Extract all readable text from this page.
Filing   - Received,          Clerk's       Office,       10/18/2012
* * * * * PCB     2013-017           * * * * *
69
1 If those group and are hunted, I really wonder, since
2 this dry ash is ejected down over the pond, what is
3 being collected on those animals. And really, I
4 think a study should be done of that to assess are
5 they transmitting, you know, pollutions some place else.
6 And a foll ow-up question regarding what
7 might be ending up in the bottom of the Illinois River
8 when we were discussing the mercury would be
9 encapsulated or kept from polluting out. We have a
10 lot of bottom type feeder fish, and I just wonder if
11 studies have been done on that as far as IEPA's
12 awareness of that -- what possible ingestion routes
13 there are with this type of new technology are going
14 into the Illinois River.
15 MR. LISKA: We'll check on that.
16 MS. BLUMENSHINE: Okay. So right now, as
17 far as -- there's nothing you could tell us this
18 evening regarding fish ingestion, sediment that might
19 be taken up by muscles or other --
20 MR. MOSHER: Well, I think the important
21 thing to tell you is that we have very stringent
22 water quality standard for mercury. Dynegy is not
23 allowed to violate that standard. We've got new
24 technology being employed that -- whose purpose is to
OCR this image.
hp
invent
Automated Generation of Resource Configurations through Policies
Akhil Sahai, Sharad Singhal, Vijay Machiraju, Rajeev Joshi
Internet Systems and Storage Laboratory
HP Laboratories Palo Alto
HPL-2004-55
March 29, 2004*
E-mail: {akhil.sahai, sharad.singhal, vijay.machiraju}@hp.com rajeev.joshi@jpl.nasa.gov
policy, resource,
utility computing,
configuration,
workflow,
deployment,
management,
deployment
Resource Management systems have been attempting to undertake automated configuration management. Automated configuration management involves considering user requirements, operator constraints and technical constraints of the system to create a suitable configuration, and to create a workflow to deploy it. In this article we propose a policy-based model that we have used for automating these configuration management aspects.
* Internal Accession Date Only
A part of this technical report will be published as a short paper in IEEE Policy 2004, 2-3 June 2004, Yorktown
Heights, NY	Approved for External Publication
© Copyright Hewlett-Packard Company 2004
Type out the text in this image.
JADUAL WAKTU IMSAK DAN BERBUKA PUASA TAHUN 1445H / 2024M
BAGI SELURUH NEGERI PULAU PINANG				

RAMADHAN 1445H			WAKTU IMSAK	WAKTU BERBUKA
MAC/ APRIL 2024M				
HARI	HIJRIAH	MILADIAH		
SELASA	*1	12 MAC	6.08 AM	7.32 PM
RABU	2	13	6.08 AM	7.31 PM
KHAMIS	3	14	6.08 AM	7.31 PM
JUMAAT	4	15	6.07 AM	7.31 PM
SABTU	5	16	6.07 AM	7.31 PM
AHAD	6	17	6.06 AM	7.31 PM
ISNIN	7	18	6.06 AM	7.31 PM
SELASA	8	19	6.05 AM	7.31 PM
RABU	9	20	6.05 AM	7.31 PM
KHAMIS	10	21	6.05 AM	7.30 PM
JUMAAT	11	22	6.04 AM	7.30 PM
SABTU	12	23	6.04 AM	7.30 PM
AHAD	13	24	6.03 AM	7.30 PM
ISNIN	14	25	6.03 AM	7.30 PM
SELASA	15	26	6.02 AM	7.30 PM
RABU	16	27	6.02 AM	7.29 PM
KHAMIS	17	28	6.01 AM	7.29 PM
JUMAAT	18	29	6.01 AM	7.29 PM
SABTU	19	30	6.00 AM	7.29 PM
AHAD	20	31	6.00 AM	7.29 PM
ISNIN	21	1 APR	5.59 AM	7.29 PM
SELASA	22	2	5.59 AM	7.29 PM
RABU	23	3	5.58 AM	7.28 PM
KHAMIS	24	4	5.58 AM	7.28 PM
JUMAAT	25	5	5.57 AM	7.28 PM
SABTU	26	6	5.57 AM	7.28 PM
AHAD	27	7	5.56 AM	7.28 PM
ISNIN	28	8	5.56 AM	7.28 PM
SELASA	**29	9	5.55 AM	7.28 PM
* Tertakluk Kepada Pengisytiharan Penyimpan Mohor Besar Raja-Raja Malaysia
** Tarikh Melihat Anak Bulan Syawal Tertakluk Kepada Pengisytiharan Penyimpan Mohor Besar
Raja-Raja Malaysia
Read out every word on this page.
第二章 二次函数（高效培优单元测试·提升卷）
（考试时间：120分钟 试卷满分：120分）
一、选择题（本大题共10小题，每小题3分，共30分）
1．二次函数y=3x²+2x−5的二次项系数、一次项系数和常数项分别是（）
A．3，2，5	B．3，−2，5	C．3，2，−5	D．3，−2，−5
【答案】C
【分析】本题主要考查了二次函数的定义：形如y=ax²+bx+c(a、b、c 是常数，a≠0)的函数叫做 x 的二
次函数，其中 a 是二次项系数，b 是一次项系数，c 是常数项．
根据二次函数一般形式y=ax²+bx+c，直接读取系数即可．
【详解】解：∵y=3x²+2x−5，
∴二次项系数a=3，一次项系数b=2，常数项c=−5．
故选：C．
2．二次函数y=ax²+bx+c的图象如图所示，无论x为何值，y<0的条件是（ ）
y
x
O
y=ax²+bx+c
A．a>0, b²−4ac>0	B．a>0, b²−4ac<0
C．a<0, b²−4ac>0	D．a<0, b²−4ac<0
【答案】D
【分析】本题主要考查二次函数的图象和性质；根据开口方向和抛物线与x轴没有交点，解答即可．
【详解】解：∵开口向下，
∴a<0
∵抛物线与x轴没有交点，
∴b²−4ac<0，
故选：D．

+ + + + + + +

• **Written request**
Set down the entries verbatim, leaving none out.

• **Result for this task**
Extract all readable text from this page.
Filing   - Received,          Clerk's       Office,       10/18/2012
* * * * * PCB     2013-017           * * * * *
69
1 If those group and are hunted, I really wonder, since
2 this dry ash is ejected down over the pond, what is
3 being collected on those animals. And really, I
4 think a study should be done of that to assess are
5 they transmitting, you know, pollutions some place else.
6 And a foll ow-up question regarding what
7 might be ending up in the bottom of the Illinois River
8 when we were discussing the mercury would be
9 encapsulated or kept from polluting out. We have a
10 lot of bottom type feeder fish, and I just wonder if
11 studies have been done on that as far as IEPA's
12 awareness of that -- what possible ingestion routes
13 there are with this type of new technology are going
14 into the Illinois River.
15 MR. LISKA: We'll check on that.
16 MS. BLUMENSHINE: Okay. So right now, as
17 far as -- there's nothing you could tell us this
18 evening regarding fish ingestion, sediment that might
19 be taken up by muscles or other --
20 MR. MOSHER: Well, I think the important
21 thing to tell you is that we have very stringent
22 water quality standard for mercury. Dynegy is not
23 allowed to violate that standard. We've got new
24 technology being employed that -- whose purpose is to
OCR this image.
hp
invent
Automated Generation of Resource Configurations through Policies
Akhil Sahai, Sharad Singhal, Vijay Machiraju, Rajeev Joshi
Internet Systems and Storage Laboratory
HP Laboratories Palo Alto
HPL-2004-55
March 29, 2004*
E-mail: {akhil.sahai, sharad.singhal, vijay.machiraju}@hp.com rajeev.joshi@jpl.nasa.gov
policy, resource,
utility computing,
configuration,
workflow,
deployment,
management,
deployment
Resource Management systems have been attempting to undertake automated configuration management. Automated configuration management involves considering user requirements, operator constraints and technical constraints of the system to create a suitable configuration, and to create a workflow to deploy it. In this article we propose a policy-based model that we have used for automating these configuration management aspects.
* Internal Accession Date Only
A part of this technical report will be published as a short paper in IEEE Policy 2004, 2-3 June 2004, Yorktown
Heights, NY	Approved for External Publication
© Copyright Hewlett-Packard Company 2004
Type out the text in this image.
JADUAL WAKTU IMSAK DAN BERBUKA PUASA TAHUN 1445H / 2024M
BAGI SELURUH NEGERI PULAU PINANG				

RAMADHAN 1445H			WAKTU IMSAK	WAKTU BERBUKA
MAC/ APRIL 2024M				
HARI	HIJRIAH	MILADIAH		
SELASA	*1	12 MAC	6.08 AM	7.32 PM
RABU	2	13	6.08 AM	7.31 PM
KHAMIS	3	14	6.08 AM	7.31 PM
JUMAAT	4	15	6.07 AM	7.31 PM
SABTU	5	16	6.07 AM	7.31 PM
AHAD	6	17	6.06 AM	7.31 PM
ISNIN	7	18	6.06 AM	7.31 PM
SELASA	8	19	6.05 AM	7.31 PM
RABU	9	20	6.05 AM	7.31 PM
KHAMIS	10	21	6.05 AM	7.30 PM
JUMAAT	11	22	6.04 AM	7.30 PM
SABTU	12	23	6.04 AM	7.30 PM
AHAD	13	24	6.03 AM	7.30 PM
ISNIN	14	25	6.03 AM	7.30 PM
SELASA	15	26	6.02 AM	7.30 PM
RABU	16	27	6.02 AM	7.29 PM
KHAMIS	17	28	6.01 AM	7.29 PM
JUMAAT	18	29	6.01 AM	7.29 PM
SABTU	19	30	6.00 AM	7.29 PM
AHAD	20	31	6.00 AM	7.29 PM
ISNIN	21	1 APR	5.59 AM	7.29 PM
SELASA	22	2	5.59 AM	7.29 PM
RABU	23	3	5.58 AM	7.28 PM
KHAMIS	24	4	5.58 AM	7.28 PM
JUMAAT	25	5	5.57 AM	7.28 PM
SABTU	26	6	5.57 AM	7.28 PM
AHAD	27	7	5.56 AM	7.28 PM
ISNIN	28	8	5.56 AM	7.28 PM
SELASA	**29	9	5.55 AM	7.28 PM
* Tertakluk Kepada Pengisytiharan Penyimpan Mohor Besar Raja-Raja Malaysia
** Tarikh Melihat Anak Bulan Syawal Tertakluk Kepada Pengisytiharan Penyimpan Mohor Besar
Raja-Raja Malaysia
Read out every word on this page.
第二章 二次函数（高效培优单元测试·提升卷）
（考试时间：120分钟 试卷满分：120分）
一、选择题（本大题共10小题，每小题3分，共30分）
1．二次函数y=3x²+2x−5的二次项系数、一次项系数和常数项分别是（）
A．3，2，5	B．3，−2，5	C．3，2，−5	D．3，−2，−5
【答案】C
【分析】本题主要考查了二次函数的定义：形如y=ax²+bx+c(a、b、c 是常数，a≠0)的函数叫做 x 的二
次函数，其中 a 是二次项系数，b 是一次项系数，c 是常数项．
根据二次函数一般形式y=ax²+bx+c，直接读取系数即可．
【详解】解：∵y=3x²+2x−5，
∴二次项系数a=3，一次项系数b=2，常数项c=−5．
故选：C．
2．二次函数y=ax²+bx+c的图象如图所示，无论x为何值，y<0的条件是（ ）
y
x
O
y=ax²+bx+c
A．a>0, b²−4ac>0	B．a>0, b²−4ac<0
C．a<0, b²−4ac>0	D．a<0, b²−4ac<0
【答案】D
【分析】本题主要考查二次函数的图象和性质；根据开口方向和抛物线与x轴没有交点，解答即可．
【详解】解：∵开口向下，
∴a<0
∵抛物线与x轴没有交点，
∴b²−4ac<0，
故选：D．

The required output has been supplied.